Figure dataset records
====================

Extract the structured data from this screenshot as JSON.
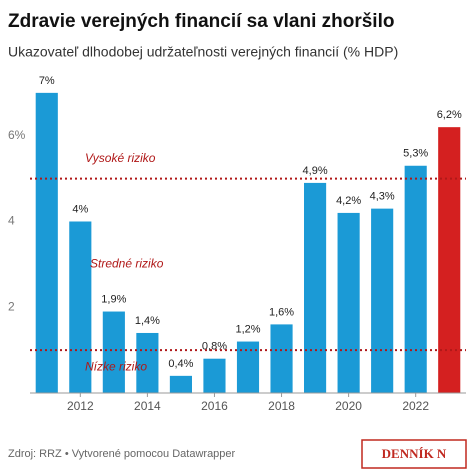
{
  "chart_data": {
    "type": "bar",
    "title": "Zdravie verejných financií sa vlani zhoršilo",
    "subtitle": "Ukazovateľ dlhodobej udržateľnosti verejných financií (% HDP)",
    "x": [
      2011,
      2012,
      2013,
      2014,
      2015,
      2016,
      2017,
      2018,
      2019,
      2020,
      2021,
      2022,
      2023
    ],
    "values": [
      7,
      4,
      1.9,
      1.4,
      0.4,
      0.8,
      1.2,
      1.6,
      4.9,
      4.2,
      4.3,
      5.3,
      6.2
    ],
    "value_labels": [
      "7%",
      "4%",
      "1,9%",
      "1,4%",
      "0,4%",
      "0,8%",
      "1,2%",
      "1,6%",
      "4,9%",
      "4,2%",
      "4,3%",
      "5,3%",
      "6,2%"
    ],
    "colors": [
      "#1b9ad6",
      "#1b9ad6",
      "#1b9ad6",
      "#1b9ad6",
      "#1b9ad6",
      "#1b9ad6",
      "#1b9ad6",
      "#1b9ad6",
      "#1b9ad6",
      "#1b9ad6",
      "#1b9ad6",
      "#1b9ad6",
      "#d42020"
    ],
    "xlim": [
      2010.5,
      2023.5
    ],
    "xticks": [
      2012,
      2014,
      2016,
      2018,
      2020,
      2022
    ],
    "ylim": [
      0,
      7.3
    ],
    "yticks": [
      2,
      4,
      {
        "value": 6,
        "label": "6%"
      }
    ],
    "grid": false,
    "reference_lines": [
      {
        "value": 5,
        "label": "Vysoké riziko"
      },
      {
        "value": 1,
        "label": "Nízke riziko"
      }
    ],
    "middle_label": "Stredné riziko",
    "source": "Zdroj: RRZ • Vytvorené pomocou Datawrapper",
    "logo": "DENNÍK N"
  }
}
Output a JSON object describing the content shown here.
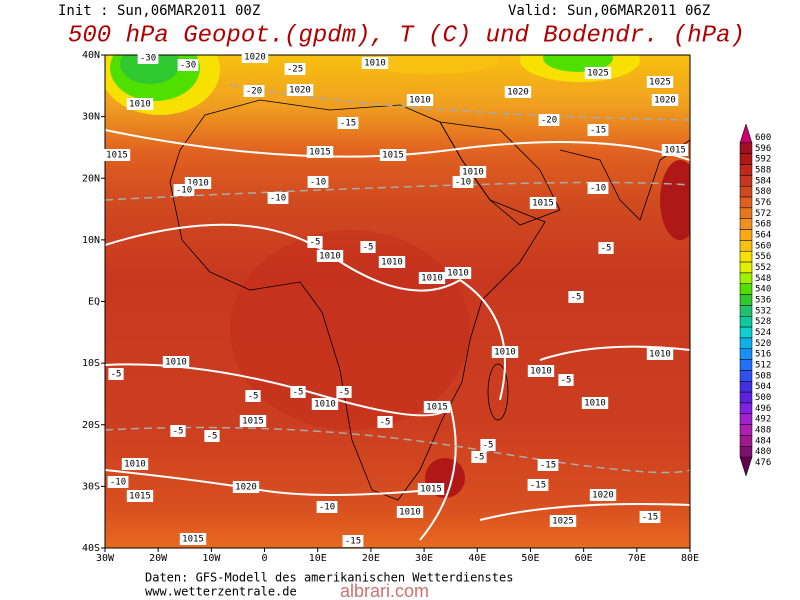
{
  "header": {
    "init": "Init : Sun,06MAR2011 00Z",
    "valid": "Valid: Sun,06MAR2011 06Z",
    "title": "500 hPa Geopot.(gpdm), T (C) und Bodendr. (hPa)"
  },
  "map": {
    "lat_labels": [
      "40N",
      "30N",
      "20N",
      "10N",
      "EQ",
      "10S",
      "20S",
      "30S",
      "40S"
    ],
    "lon_labels": [
      "30W",
      "20W",
      "10W",
      "0",
      "10E",
      "20E",
      "30E",
      "40E",
      "50E",
      "60E",
      "70E",
      "80E"
    ],
    "pressure_labels": [
      "1020",
      "1010",
      "1025",
      "1020",
      "1010",
      "1020",
      "1010",
      "1025",
      "1020",
      "1015",
      "1015",
      "1015",
      "1015",
      "1010",
      "1010",
      "1015",
      "1010",
      "1010",
      "1010",
      "1010",
      "1010",
      "1010",
      "1010",
      "1010",
      "1010",
      "1010",
      "1015",
      "1015",
      "1010",
      "1015",
      "1020",
      "1015",
      "1010",
      "1020",
      "1025",
      "1015"
    ],
    "temperature_labels": [
      "-30",
      "-30",
      "-25",
      "-20",
      "-15",
      "-20",
      "-15",
      "-10",
      "-10",
      "-10",
      "-10",
      "-10",
      "-5",
      "-5",
      "-5",
      "-5",
      "-5",
      "-5",
      "-5",
      "-5",
      "-5",
      "-5",
      "-5",
      "-5",
      "-5",
      "-5",
      "-15",
      "-10",
      "-15",
      "-10",
      "-15",
      "-15"
    ]
  },
  "colorbar": {
    "levels": [
      600,
      596,
      592,
      588,
      584,
      580,
      576,
      572,
      568,
      564,
      560,
      556,
      552,
      548,
      540,
      536,
      532,
      528,
      524,
      520,
      516,
      512,
      508,
      504,
      500,
      496,
      492,
      488,
      484,
      480,
      476
    ],
    "colors": [
      "#c8006e",
      "#a01020",
      "#b01818",
      "#c02818",
      "#c83820",
      "#d04a20",
      "#e06020",
      "#e87820",
      "#f09020",
      "#f8a818",
      "#f8c010",
      "#f8e000",
      "#e0f000",
      "#a0f000",
      "#50e000",
      "#30c830",
      "#20c070",
      "#10c8a0",
      "#10d0d0",
      "#10b0e8",
      "#1890f8",
      "#2070f8",
      "#3050f0",
      "#4030e0",
      "#6020e0",
      "#8020e0",
      "#a020d0",
      "#b020b0",
      "#a01890",
      "#801070",
      "#600050"
    ]
  },
  "footer": {
    "source": "Daten: GFS-Modell des amerikanischen Wetterdienstes",
    "url": "www.wetterzentrale.de",
    "watermark": "albrari.com"
  }
}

====================

Exercise aim
Find the lines that include the string "JSON", then copy each of them.

Exercise solution
Extract the structured data from this screenshot as JSON.
Output a JSON object describing the content shown here.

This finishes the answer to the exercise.